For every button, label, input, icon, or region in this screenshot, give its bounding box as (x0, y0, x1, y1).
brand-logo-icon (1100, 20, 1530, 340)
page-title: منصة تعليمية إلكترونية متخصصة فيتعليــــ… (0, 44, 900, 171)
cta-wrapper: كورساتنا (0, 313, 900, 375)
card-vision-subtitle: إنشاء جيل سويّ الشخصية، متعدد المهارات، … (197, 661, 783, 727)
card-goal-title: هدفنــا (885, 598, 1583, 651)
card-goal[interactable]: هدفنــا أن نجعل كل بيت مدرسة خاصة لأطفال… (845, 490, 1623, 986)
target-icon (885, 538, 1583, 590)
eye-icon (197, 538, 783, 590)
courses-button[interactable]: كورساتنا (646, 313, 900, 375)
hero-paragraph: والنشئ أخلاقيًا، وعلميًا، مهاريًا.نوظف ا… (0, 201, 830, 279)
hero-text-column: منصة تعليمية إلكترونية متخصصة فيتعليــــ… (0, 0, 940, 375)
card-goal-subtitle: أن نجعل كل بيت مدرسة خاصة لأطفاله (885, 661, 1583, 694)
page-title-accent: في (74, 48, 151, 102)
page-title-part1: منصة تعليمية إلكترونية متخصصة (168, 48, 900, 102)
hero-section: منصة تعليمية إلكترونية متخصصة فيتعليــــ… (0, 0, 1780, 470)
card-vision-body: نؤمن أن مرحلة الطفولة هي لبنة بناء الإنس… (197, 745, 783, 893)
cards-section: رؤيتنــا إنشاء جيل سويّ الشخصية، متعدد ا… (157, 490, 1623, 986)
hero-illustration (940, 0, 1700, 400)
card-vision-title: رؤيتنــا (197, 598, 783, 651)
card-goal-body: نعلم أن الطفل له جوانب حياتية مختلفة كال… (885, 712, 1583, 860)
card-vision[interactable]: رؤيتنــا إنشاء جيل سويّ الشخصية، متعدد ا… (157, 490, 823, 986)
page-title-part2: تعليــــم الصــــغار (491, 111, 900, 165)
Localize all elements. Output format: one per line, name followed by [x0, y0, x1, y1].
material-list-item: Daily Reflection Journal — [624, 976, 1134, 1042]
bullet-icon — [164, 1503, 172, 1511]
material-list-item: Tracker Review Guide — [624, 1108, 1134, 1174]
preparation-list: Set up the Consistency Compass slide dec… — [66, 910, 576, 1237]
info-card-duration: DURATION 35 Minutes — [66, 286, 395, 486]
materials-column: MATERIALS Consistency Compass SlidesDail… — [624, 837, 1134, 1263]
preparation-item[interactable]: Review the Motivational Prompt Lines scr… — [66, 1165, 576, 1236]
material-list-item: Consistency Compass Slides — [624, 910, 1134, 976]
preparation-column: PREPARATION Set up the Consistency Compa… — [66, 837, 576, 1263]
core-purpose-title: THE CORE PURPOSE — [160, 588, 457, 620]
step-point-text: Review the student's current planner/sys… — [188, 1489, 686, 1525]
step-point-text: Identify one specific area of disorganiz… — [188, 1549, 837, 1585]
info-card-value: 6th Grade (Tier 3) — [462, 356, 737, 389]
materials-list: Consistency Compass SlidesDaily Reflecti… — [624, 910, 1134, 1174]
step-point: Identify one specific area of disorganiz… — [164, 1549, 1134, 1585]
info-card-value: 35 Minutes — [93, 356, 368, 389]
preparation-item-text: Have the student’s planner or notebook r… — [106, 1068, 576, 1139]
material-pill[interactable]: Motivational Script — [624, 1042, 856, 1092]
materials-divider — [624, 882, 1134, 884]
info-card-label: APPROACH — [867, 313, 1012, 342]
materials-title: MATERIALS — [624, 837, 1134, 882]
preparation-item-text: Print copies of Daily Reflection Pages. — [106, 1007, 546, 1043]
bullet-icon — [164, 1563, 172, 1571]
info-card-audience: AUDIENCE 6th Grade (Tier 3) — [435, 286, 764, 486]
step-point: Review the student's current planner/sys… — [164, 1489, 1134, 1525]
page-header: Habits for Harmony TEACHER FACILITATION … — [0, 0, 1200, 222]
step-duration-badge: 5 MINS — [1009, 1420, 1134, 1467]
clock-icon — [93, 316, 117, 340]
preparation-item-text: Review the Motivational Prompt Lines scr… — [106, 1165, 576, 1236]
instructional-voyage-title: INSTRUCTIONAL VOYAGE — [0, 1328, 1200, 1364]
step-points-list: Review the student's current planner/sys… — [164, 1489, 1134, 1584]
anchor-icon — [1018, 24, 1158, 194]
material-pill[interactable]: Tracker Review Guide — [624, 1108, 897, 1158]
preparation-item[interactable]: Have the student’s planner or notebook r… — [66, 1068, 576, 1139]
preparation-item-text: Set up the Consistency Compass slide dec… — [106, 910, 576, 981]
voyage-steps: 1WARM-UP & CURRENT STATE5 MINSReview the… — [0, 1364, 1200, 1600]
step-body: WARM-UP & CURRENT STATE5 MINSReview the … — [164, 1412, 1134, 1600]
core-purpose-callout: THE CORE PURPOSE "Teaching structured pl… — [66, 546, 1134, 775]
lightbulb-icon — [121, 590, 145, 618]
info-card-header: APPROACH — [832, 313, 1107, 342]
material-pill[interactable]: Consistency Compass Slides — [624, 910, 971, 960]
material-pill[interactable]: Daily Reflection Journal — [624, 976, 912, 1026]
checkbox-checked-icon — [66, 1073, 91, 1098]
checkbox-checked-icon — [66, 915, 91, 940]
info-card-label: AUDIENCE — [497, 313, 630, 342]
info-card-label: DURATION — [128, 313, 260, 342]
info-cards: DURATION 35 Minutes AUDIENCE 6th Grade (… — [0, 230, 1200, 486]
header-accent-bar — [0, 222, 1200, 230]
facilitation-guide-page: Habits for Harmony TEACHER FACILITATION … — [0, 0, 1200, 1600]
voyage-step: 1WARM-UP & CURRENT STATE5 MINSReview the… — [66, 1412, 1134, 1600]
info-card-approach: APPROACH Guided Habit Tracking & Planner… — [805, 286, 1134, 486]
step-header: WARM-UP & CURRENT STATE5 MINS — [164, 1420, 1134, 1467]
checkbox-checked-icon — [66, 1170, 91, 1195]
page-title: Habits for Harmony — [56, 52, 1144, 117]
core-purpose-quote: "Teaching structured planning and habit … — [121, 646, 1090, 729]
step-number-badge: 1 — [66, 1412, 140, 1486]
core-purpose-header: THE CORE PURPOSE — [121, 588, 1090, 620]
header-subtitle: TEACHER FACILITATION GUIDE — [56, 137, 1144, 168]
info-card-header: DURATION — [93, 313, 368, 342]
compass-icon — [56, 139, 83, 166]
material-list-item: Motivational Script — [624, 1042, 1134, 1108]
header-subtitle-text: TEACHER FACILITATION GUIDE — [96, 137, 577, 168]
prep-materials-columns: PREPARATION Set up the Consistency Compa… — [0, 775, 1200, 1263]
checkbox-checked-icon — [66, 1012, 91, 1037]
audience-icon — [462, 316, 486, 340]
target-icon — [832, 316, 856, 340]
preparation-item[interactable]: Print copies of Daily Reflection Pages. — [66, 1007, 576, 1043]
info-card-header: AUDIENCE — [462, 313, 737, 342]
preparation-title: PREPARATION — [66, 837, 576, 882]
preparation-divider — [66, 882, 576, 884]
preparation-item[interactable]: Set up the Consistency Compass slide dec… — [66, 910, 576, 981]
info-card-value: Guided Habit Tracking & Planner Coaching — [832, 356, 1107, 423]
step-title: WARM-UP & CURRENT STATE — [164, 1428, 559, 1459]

[The request]: Copy all of the lines above with no changes.

[Written response]:
For every button, label, input, icon, or region in this screenshot, give its bounding box as (x0, y0, x1, y1).
brand-logo-icon (1100, 20, 1530, 340)
page-title: منصة تعليمية إلكترونية متخصصة فيتعليــــ… (0, 44, 900, 171)
cta-wrapper: كورساتنا (0, 313, 900, 375)
card-vision-subtitle: إنشاء جيل سويّ الشخصية، متعدد المهارات، … (197, 661, 783, 727)
card-goal-title: هدفنــا (885, 598, 1583, 651)
card-goal[interactable]: هدفنــا أن نجعل كل بيت مدرسة خاصة لأطفال… (845, 490, 1623, 986)
target-icon (885, 538, 1583, 590)
eye-icon (197, 538, 783, 590)
courses-button[interactable]: كورساتنا (646, 313, 900, 375)
hero-paragraph: والنشئ أخلاقيًا، وعلميًا، مهاريًا.نوظف ا… (0, 201, 830, 279)
hero-text-column: منصة تعليمية إلكترونية متخصصة فيتعليــــ… (0, 0, 940, 375)
card-goal-subtitle: أن نجعل كل بيت مدرسة خاصة لأطفاله (885, 661, 1583, 694)
page-title-accent: في (74, 48, 151, 102)
page-title-part1: منصة تعليمية إلكترونية متخصصة (168, 48, 900, 102)
hero-section: منصة تعليمية إلكترونية متخصصة فيتعليــــ… (0, 0, 1780, 470)
card-vision-body: نؤمن أن مرحلة الطفولة هي لبنة بناء الإنس… (197, 745, 783, 893)
cards-section: رؤيتنــا إنشاء جيل سويّ الشخصية، متعدد ا… (157, 490, 1623, 986)
hero-illustration (940, 0, 1700, 400)
card-vision-title: رؤيتنــا (197, 598, 783, 651)
card-goal-body: نعلم أن الطفل له جوانب حياتية مختلفة كال… (885, 712, 1583, 860)
card-vision[interactable]: رؤيتنــا إنشاء جيل سويّ الشخصية، متعدد ا… (157, 490, 823, 986)
page-title-part2: تعليــــم الصــــغار (491, 111, 900, 165)
Localize all elements. Output format: one per line, name followed by [x0, y0, x1, y1].
material-list-item: Daily Reflection Journal — [624, 976, 1134, 1042]
bullet-icon — [164, 1503, 172, 1511]
material-list-item: Tracker Review Guide — [624, 1108, 1134, 1174]
preparation-list: Set up the Consistency Compass slide dec… — [66, 910, 576, 1237]
info-card-duration: DURATION 35 Minutes — [66, 286, 395, 486]
materials-column: MATERIALS Consistency Compass SlidesDail… — [624, 837, 1134, 1263]
preparation-item[interactable]: Review the Motivational Prompt Lines scr… — [66, 1165, 576, 1236]
material-list-item: Consistency Compass Slides — [624, 910, 1134, 976]
preparation-column: PREPARATION Set up the Consistency Compa… — [66, 837, 576, 1263]
core-purpose-title: THE CORE PURPOSE — [160, 588, 457, 620]
step-point-text: Review the student's current planner/sys… — [188, 1489, 686, 1525]
step-point-text: Identify one specific area of disorganiz… — [188, 1549, 837, 1585]
info-card-value: 6th Grade (Tier 3) — [462, 356, 737, 389]
materials-list: Consistency Compass SlidesDaily Reflecti… — [624, 910, 1134, 1174]
step-point: Identify one specific area of disorganiz… — [164, 1549, 1134, 1585]
info-card-value: 35 Minutes — [93, 356, 368, 389]
preparation-item-text: Have the student’s planner or notebook r… — [106, 1068, 576, 1139]
material-pill[interactable]: Motivational Script — [624, 1042, 856, 1092]
materials-divider — [624, 882, 1134, 884]
info-card-label: APPROACH — [867, 313, 1012, 342]
materials-title: MATERIALS — [624, 837, 1134, 882]
preparation-item-text: Print copies of Daily Reflection Pages. — [106, 1007, 546, 1043]
bullet-icon — [164, 1563, 172, 1571]
info-card-audience: AUDIENCE 6th Grade (Tier 3) — [435, 286, 764, 486]
step-point: Review the student's current planner/sys… — [164, 1489, 1134, 1525]
page-header: Habits for Harmony TEACHER FACILITATION … — [0, 0, 1200, 222]
step-duration-badge: 5 MINS — [1009, 1420, 1134, 1467]
clock-icon — [93, 316, 117, 340]
preparation-item-text: Review the Motivational Prompt Lines scr… — [106, 1165, 576, 1236]
instructional-voyage-title: INSTRUCTIONAL VOYAGE — [0, 1328, 1200, 1364]
step-points-list: Review the student's current planner/sys… — [164, 1489, 1134, 1584]
anchor-icon — [1018, 24, 1158, 194]
material-pill[interactable]: Tracker Review Guide — [624, 1108, 897, 1158]
preparation-item[interactable]: Have the student’s planner or notebook r… — [66, 1068, 576, 1139]
preparation-item-text: Set up the Consistency Compass slide dec… — [106, 910, 576, 981]
voyage-steps: 1WARM-UP & CURRENT STATE5 MINSReview the… — [0, 1364, 1200, 1600]
step-body: WARM-UP & CURRENT STATE5 MINSReview the … — [164, 1412, 1134, 1600]
core-purpose-callout: THE CORE PURPOSE "Teaching structured pl… — [66, 546, 1134, 775]
lightbulb-icon — [121, 590, 145, 618]
info-card-header: APPROACH — [832, 313, 1107, 342]
material-pill[interactable]: Consistency Compass Slides — [624, 910, 971, 960]
material-pill[interactable]: Daily Reflection Journal — [624, 976, 912, 1026]
checkbox-checked-icon — [66, 1073, 91, 1098]
checkbox-checked-icon — [66, 915, 91, 940]
info-card-label: AUDIENCE — [497, 313, 630, 342]
info-card-label: DURATION — [128, 313, 260, 342]
info-cards: DURATION 35 Minutes AUDIENCE 6th Grade (… — [0, 230, 1200, 486]
header-accent-bar — [0, 222, 1200, 230]
facilitation-guide-page: Habits for Harmony TEACHER FACILITATION … — [0, 0, 1200, 1600]
voyage-step: 1WARM-UP & CURRENT STATE5 MINSReview the… — [66, 1412, 1134, 1600]
info-card-approach: APPROACH Guided Habit Tracking & Planner… — [805, 286, 1134, 486]
step-header: WARM-UP & CURRENT STATE5 MINS — [164, 1420, 1134, 1467]
checkbox-checked-icon — [66, 1170, 91, 1195]
page-title: Habits for Harmony — [56, 52, 1144, 117]
core-purpose-quote: "Teaching structured planning and habit … — [121, 646, 1090, 729]
step-number-badge: 1 — [66, 1412, 140, 1486]
core-purpose-header: THE CORE PURPOSE — [121, 588, 1090, 620]
header-subtitle: TEACHER FACILITATION GUIDE — [56, 137, 1144, 168]
info-card-header: DURATION — [93, 313, 368, 342]
compass-icon — [56, 139, 83, 166]
material-list-item: Motivational Script — [624, 1042, 1134, 1108]
header-subtitle-text: TEACHER FACILITATION GUIDE — [96, 137, 577, 168]
prep-materials-columns: PREPARATION Set up the Consistency Compa… — [0, 775, 1200, 1263]
checkbox-checked-icon — [66, 1012, 91, 1037]
audience-icon — [462, 316, 486, 340]
target-icon — [832, 316, 856, 340]
preparation-item[interactable]: Print copies of Daily Reflection Pages. — [66, 1007, 576, 1043]
info-card-header: AUDIENCE — [462, 313, 737, 342]
preparation-title: PREPARATION — [66, 837, 576, 882]
preparation-divider — [66, 882, 576, 884]
preparation-item[interactable]: Set up the Consistency Compass slide dec… — [66, 910, 576, 981]
info-card-value: Guided Habit Tracking & Planner Coaching — [832, 356, 1107, 423]
step-title: WARM-UP & CURRENT STATE — [164, 1428, 559, 1459]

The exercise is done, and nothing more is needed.